Please write out the complete listing that follows, exactly as it reads.
╔══
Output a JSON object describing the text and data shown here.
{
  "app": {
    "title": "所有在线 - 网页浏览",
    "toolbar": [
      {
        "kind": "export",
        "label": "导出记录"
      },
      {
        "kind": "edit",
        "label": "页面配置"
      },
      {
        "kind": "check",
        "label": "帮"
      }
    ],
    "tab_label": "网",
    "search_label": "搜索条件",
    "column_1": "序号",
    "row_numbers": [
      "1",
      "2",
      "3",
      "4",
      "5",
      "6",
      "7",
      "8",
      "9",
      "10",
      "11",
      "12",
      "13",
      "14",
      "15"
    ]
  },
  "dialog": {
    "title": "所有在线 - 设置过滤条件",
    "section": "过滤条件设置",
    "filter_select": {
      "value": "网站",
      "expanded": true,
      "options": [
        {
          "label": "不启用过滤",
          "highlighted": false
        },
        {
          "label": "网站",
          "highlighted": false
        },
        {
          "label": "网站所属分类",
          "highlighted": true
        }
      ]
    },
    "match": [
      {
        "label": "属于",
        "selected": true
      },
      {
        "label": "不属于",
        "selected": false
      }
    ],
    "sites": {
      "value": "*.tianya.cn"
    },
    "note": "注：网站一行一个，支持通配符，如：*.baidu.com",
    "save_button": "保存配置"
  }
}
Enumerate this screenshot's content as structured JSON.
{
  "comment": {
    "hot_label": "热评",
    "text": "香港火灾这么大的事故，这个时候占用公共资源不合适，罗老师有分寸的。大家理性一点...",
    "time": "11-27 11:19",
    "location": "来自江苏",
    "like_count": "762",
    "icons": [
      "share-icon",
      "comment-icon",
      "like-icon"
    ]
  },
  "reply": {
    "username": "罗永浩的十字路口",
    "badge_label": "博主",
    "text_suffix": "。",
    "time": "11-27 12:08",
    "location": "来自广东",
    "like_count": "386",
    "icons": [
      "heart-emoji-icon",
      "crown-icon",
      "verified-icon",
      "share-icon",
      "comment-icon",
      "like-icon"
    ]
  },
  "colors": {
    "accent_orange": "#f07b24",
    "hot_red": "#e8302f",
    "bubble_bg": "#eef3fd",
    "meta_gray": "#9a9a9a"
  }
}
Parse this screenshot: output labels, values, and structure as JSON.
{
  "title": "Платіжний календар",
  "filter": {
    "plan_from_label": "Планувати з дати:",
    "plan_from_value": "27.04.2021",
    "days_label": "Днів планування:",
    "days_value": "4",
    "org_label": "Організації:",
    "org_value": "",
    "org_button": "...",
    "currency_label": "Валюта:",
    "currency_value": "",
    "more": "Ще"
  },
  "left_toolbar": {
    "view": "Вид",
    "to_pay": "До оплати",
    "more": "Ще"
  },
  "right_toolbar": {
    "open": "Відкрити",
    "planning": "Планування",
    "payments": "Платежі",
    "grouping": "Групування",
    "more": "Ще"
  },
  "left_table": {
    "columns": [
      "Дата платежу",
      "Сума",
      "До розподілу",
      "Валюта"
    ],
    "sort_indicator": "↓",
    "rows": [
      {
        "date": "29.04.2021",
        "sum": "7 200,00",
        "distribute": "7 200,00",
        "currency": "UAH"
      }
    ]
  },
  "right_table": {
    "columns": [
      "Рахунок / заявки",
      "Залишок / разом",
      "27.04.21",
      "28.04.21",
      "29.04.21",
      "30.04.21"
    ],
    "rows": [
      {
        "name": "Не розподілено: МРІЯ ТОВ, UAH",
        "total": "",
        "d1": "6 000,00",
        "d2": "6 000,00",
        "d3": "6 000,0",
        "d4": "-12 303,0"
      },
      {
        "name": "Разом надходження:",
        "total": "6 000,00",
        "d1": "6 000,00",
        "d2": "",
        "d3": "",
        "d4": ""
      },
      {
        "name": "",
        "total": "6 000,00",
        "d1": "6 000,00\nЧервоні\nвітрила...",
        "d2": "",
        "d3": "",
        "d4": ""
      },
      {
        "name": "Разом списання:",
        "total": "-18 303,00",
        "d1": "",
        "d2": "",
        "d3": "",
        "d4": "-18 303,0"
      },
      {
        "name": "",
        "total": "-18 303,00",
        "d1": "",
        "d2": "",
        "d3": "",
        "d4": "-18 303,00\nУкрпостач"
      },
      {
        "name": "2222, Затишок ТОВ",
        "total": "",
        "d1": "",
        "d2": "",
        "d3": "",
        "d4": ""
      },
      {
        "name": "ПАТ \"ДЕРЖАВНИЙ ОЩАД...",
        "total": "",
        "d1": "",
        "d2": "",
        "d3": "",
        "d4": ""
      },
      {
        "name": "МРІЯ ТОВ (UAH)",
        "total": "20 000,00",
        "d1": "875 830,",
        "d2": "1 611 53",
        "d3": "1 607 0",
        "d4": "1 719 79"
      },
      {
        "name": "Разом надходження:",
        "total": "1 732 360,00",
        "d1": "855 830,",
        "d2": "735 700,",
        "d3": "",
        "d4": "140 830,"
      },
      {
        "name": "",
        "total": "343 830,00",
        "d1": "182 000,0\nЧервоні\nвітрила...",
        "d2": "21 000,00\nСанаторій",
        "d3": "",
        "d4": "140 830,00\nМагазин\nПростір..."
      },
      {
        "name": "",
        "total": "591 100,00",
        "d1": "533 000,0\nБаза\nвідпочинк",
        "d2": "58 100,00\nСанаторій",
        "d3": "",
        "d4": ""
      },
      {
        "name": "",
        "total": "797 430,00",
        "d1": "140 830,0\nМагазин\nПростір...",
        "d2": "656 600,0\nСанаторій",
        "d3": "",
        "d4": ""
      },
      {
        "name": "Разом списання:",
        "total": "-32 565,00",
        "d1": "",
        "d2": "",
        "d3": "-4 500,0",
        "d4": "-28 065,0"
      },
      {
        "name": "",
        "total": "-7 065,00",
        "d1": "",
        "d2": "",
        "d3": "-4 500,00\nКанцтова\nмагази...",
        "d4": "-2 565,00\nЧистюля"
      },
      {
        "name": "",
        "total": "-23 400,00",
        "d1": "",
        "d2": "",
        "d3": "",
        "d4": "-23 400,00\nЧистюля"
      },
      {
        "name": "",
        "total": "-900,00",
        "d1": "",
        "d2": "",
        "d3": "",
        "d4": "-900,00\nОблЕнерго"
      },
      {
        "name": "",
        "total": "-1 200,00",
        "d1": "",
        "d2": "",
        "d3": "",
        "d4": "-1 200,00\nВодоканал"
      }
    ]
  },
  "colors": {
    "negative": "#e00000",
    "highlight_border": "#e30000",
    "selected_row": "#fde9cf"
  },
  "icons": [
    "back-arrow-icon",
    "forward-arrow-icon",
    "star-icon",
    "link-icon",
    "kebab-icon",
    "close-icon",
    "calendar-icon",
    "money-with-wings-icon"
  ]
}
╚══
ANSWER TO THE EXERCISE –
Output a JSON object describing the text and data shown here.
{
  "app": {
    "title": "所有在线 - 网页浏览",
    "toolbar": [
      {
        "kind": "export",
        "label": "导出记录"
      },
      {
        "kind": "edit",
        "label": "页面配置"
      },
      {
        "kind": "check",
        "label": "帮"
      }
    ],
    "tab_label": "网",
    "search_label": "搜索条件",
    "column_1": "序号",
    "row_numbers": [
      "1",
      "2",
      "3",
      "4",
      "5",
      "6",
      "7",
      "8",
      "9",
      "10",
      "11",
      "12",
      "13",
      "14",
      "15"
    ]
  },
  "dialog": {
    "title": "所有在线 - 设置过滤条件",
    "section": "过滤条件设置",
    "filter_select": {
      "value": "网站",
      "expanded": true,
      "options": [
        {
          "label": "不启用过滤",
          "highlighted": false
        },
        {
          "label": "网站",
          "highlighted": false
        },
        {
          "label": "网站所属分类",
          "highlighted": true
        }
      ]
    },
    "match": [
      {
        "label": "属于",
        "selected": true
      },
      {
        "label": "不属于",
        "selected": false
      }
    ],
    "sites": {
      "value": "*.tianya.cn"
    },
    "note": "注：网站一行一个，支持通配符，如：*.baidu.com",
    "save_button": "保存配置"
  }
}
Enumerate this screenshot's content as structured JSON.
{
  "comment": {
    "hot_label": "热评",
    "text": "香港火灾这么大的事故，这个时候占用公共资源不合适，罗老师有分寸的。大家理性一点...",
    "time": "11-27 11:19",
    "location": "来自江苏",
    "like_count": "762",
    "icons": [
      "share-icon",
      "comment-icon",
      "like-icon"
    ]
  },
  "reply": {
    "username": "罗永浩的十字路口",
    "badge_label": "博主",
    "text_suffix": "。",
    "time": "11-27 12:08",
    "location": "来自广东",
    "like_count": "386",
    "icons": [
      "heart-emoji-icon",
      "crown-icon",
      "verified-icon",
      "share-icon",
      "comment-icon",
      "like-icon"
    ]
  },
  "colors": {
    "accent_orange": "#f07b24",
    "hot_red": "#e8302f",
    "bubble_bg": "#eef3fd",
    "meta_gray": "#9a9a9a"
  }
}
Parse this screenshot: output labels, values, and structure as JSON.
{
  "title": "Платіжний календар",
  "filter": {
    "plan_from_label": "Планувати з дати:",
    "plan_from_value": "27.04.2021",
    "days_label": "Днів планування:",
    "days_value": "4",
    "org_label": "Організації:",
    "org_value": "",
    "org_button": "...",
    "currency_label": "Валюта:",
    "currency_value": "",
    "more": "Ще"
  },
  "left_toolbar": {
    "view": "Вид",
    "to_pay": "До оплати",
    "more": "Ще"
  },
  "right_toolbar": {
    "open": "Відкрити",
    "planning": "Планування",
    "payments": "Платежі",
    "grouping": "Групування",
    "more": "Ще"
  },
  "left_table": {
    "columns": [
      "Дата платежу",
      "Сума",
      "До розподілу",
      "Валюта"
    ],
    "sort_indicator": "↓",
    "rows": [
      {
        "date": "29.04.2021",
        "sum": "7 200,00",
        "distribute": "7 200,00",
        "currency": "UAH"
      }
    ]
  },
  "right_table": {
    "columns": [
      "Рахунок / заявки",
      "Залишок / разом",
      "27.04.21",
      "28.04.21",
      "29.04.21",
      "30.04.21"
    ],
    "rows": [
      {
        "name": "Не розподілено: МРІЯ ТОВ, UAH",
        "total": "",
        "d1": "6 000,00",
        "d2": "6 000,00",
        "d3": "6 000,0",
        "d4": "-12 303,0"
      },
      {
        "name": "Разом надходження:",
        "total": "6 000,00",
        "d1": "6 000,00",
        "d2": "",
        "d3": "",
        "d4": ""
      },
      {
        "name": "",
        "total": "6 000,00",
        "d1": "6 000,00\nЧервоні\nвітрила...",
        "d2": "",
        "d3": "",
        "d4": ""
      },
      {
        "name": "Разом списання:",
        "total": "-18 303,00",
        "d1": "",
        "d2": "",
        "d3": "",
        "d4": "-18 303,0"
      },
      {
        "name": "",
        "total": "-18 303,00",
        "d1": "",
        "d2": "",
        "d3": "",
        "d4": "-18 303,00\nУкрпостач"
      },
      {
        "name": "2222, Затишок ТОВ",
        "total": "",
        "d1": "",
        "d2": "",
        "d3": "",
        "d4": ""
      },
      {
        "name": "ПАТ \"ДЕРЖАВНИЙ ОЩАД...",
        "total": "",
        "d1": "",
        "d2": "",
        "d3": "",
        "d4": ""
      },
      {
        "name": "МРІЯ ТОВ (UAH)",
        "total": "20 000,00",
        "d1": "875 830,",
        "d2": "1 611 53",
        "d3": "1 607 0",
        "d4": "1 719 79"
      },
      {
        "name": "Разом надходження:",
        "total": "1 732 360,00",
        "d1": "855 830,",
        "d2": "735 700,",
        "d3": "",
        "d4": "140 830,"
      },
      {
        "name": "",
        "total": "343 830,00",
        "d1": "182 000,0\nЧервоні\nвітрила...",
        "d2": "21 000,00\nСанаторій",
        "d3": "",
        "d4": "140 830,00\nМагазин\nПростір..."
      },
      {
        "name": "",
        "total": "591 100,00",
        "d1": "533 000,0\nБаза\nвідпочинк",
        "d2": "58 100,00\nСанаторій",
        "d3": "",
        "d4": ""
      },
      {
        "name": "",
        "total": "797 430,00",
        "d1": "140 830,0\nМагазин\nПростір...",
        "d2": "656 600,0\nСанаторій",
        "d3": "",
        "d4": ""
      },
      {
        "name": "Разом списання:",
        "total": "-32 565,00",
        "d1": "",
        "d2": "",
        "d3": "-4 500,0",
        "d4": "-28 065,0"
      },
      {
        "name": "",
        "total": "-7 065,00",
        "d1": "",
        "d2": "",
        "d3": "-4 500,00\nКанцтова\nмагази...",
        "d4": "-2 565,00\nЧистюля"
      },
      {
        "name": "",
        "total": "-23 400,00",
        "d1": "",
        "d2": "",
        "d3": "",
        "d4": "-23 400,00\nЧистюля"
      },
      {
        "name": "",
        "total": "-900,00",
        "d1": "",
        "d2": "",
        "d3": "",
        "d4": "-900,00\nОблЕнерго"
      },
      {
        "name": "",
        "total": "-1 200,00",
        "d1": "",
        "d2": "",
        "d3": "",
        "d4": "-1 200,00\nВодоканал"
      }
    ]
  },
  "colors": {
    "negative": "#e00000",
    "highlight_border": "#e30000",
    "selected_row": "#fde9cf"
  },
  "icons": [
    "back-arrow-icon",
    "forward-arrow-icon",
    "star-icon",
    "link-icon",
    "kebab-icon",
    "close-icon",
    "calendar-icon",
    "money-with-wings-icon"
  ]
}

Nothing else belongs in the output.